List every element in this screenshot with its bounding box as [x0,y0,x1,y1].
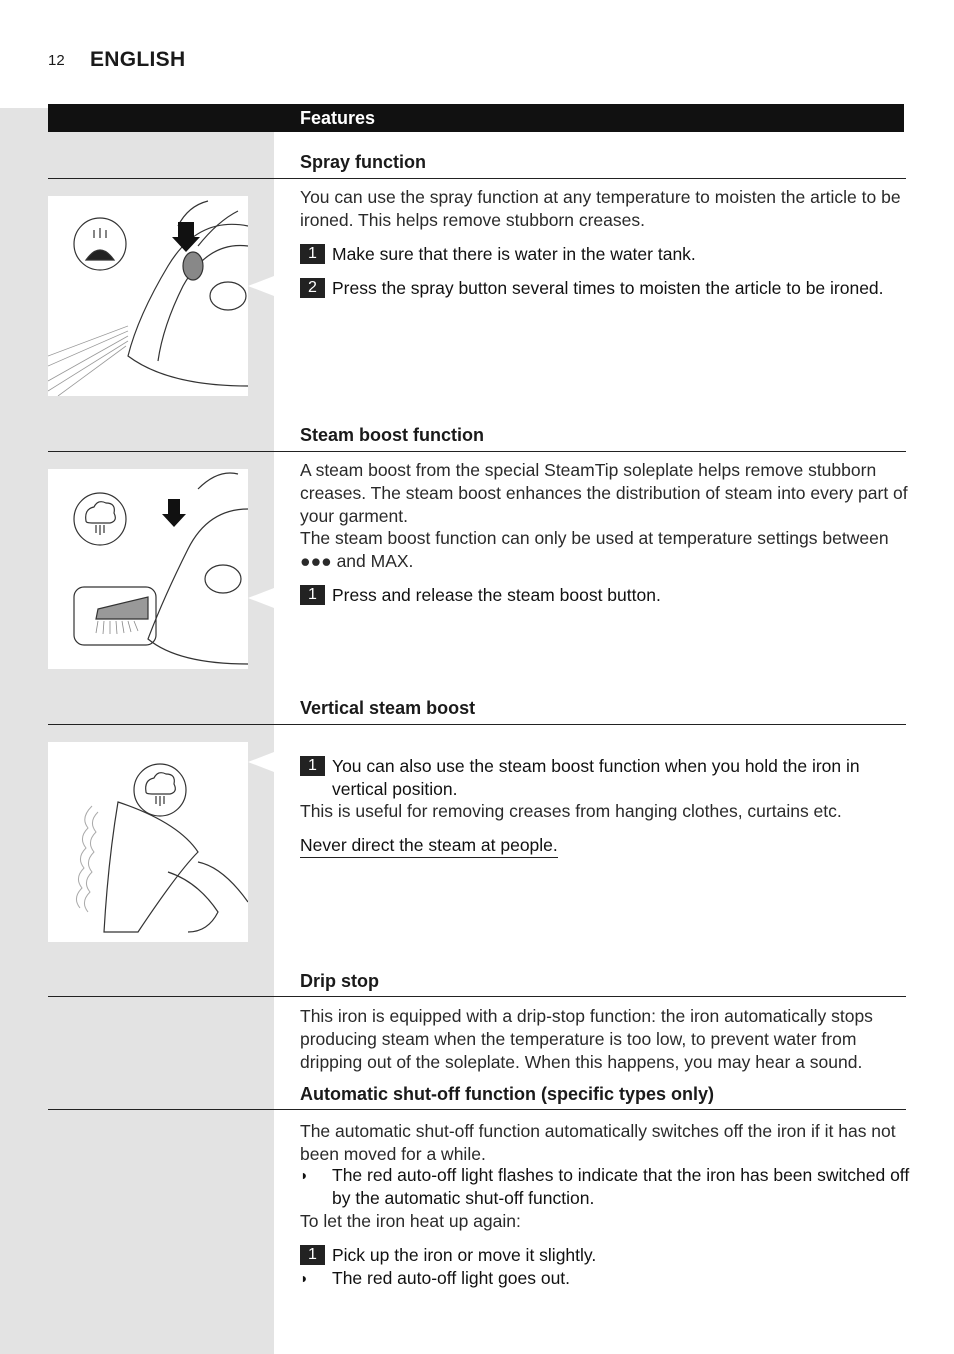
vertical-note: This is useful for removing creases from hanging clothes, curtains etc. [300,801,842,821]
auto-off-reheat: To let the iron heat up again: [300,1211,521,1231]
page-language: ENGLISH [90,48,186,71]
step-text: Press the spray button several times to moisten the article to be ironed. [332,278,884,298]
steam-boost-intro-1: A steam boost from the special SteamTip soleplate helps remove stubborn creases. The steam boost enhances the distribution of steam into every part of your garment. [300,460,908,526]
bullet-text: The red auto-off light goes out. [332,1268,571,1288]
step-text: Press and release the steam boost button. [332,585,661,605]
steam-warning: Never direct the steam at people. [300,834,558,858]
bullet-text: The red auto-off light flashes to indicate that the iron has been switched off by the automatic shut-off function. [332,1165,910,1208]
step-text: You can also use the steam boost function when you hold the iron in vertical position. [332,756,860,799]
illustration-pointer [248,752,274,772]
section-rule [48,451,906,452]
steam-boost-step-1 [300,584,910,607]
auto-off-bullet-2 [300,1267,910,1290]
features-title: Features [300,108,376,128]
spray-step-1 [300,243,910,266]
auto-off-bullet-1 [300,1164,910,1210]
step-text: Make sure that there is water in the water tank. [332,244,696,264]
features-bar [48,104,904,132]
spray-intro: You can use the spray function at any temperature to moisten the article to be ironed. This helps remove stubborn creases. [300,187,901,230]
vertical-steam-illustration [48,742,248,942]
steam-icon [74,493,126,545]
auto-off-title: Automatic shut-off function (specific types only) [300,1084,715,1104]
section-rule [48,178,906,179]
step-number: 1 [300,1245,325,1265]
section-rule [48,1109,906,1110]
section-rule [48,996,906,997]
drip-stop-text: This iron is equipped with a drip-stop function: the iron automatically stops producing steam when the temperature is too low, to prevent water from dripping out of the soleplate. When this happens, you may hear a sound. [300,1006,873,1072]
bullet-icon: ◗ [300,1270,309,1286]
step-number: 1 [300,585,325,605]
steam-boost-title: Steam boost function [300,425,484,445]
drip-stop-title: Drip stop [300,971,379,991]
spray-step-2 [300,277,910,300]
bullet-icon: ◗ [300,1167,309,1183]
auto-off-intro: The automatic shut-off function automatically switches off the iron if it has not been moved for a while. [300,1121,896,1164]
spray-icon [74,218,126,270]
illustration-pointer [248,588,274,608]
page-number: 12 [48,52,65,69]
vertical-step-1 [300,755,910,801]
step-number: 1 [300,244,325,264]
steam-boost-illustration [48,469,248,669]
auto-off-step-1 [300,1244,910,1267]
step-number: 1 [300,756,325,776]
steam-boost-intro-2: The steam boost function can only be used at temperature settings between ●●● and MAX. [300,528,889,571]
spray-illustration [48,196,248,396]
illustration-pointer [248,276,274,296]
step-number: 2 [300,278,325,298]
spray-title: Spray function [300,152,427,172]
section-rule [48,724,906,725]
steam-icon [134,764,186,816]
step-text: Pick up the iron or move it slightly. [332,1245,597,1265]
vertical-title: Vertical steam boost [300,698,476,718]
...
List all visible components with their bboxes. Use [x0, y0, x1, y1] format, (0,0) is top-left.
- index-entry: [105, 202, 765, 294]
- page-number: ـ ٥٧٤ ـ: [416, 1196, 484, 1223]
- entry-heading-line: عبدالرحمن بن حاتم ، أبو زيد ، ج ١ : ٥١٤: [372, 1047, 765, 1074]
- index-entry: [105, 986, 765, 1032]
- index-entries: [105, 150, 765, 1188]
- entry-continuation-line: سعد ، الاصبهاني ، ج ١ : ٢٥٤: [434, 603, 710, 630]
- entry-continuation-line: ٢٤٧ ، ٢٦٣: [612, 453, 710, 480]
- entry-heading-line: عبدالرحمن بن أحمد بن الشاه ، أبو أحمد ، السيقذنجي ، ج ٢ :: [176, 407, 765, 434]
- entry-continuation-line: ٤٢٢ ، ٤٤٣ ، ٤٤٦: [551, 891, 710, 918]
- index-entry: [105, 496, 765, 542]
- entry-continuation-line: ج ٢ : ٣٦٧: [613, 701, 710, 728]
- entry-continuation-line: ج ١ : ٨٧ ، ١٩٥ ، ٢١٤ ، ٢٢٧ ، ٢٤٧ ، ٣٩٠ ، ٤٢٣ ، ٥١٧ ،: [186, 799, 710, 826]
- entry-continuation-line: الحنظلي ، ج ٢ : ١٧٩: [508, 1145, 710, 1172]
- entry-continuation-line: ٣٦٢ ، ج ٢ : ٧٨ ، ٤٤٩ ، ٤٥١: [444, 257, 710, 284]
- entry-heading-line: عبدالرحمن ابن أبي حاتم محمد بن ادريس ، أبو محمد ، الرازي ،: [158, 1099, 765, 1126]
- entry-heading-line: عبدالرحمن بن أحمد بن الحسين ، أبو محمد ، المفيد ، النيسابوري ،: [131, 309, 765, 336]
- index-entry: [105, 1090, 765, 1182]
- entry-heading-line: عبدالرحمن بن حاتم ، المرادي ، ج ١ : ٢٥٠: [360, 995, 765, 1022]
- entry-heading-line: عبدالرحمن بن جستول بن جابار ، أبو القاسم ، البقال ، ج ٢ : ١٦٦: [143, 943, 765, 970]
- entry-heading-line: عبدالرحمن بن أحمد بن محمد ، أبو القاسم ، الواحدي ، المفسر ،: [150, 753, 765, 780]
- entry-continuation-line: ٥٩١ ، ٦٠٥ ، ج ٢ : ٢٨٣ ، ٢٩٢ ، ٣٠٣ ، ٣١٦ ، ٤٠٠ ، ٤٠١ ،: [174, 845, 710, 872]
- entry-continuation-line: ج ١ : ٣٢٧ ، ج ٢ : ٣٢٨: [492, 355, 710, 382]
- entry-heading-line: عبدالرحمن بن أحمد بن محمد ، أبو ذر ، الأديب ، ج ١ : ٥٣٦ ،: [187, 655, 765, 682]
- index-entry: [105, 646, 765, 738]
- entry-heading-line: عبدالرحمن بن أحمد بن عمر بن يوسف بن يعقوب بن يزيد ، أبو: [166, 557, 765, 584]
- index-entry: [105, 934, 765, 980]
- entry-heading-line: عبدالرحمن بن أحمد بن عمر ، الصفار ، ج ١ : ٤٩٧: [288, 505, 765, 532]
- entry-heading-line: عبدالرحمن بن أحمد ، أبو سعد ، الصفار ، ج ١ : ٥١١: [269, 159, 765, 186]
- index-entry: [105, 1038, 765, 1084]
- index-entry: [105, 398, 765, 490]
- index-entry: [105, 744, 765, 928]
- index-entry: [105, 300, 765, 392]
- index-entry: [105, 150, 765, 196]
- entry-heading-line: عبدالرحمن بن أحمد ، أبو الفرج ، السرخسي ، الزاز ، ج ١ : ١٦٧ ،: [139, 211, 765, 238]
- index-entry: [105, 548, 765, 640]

• Set problem:
Report each line of the entries above that contains the string "features".

• Finished answer:
features-title: Features [300,108,376,128]
features-bar [48,104,904,132]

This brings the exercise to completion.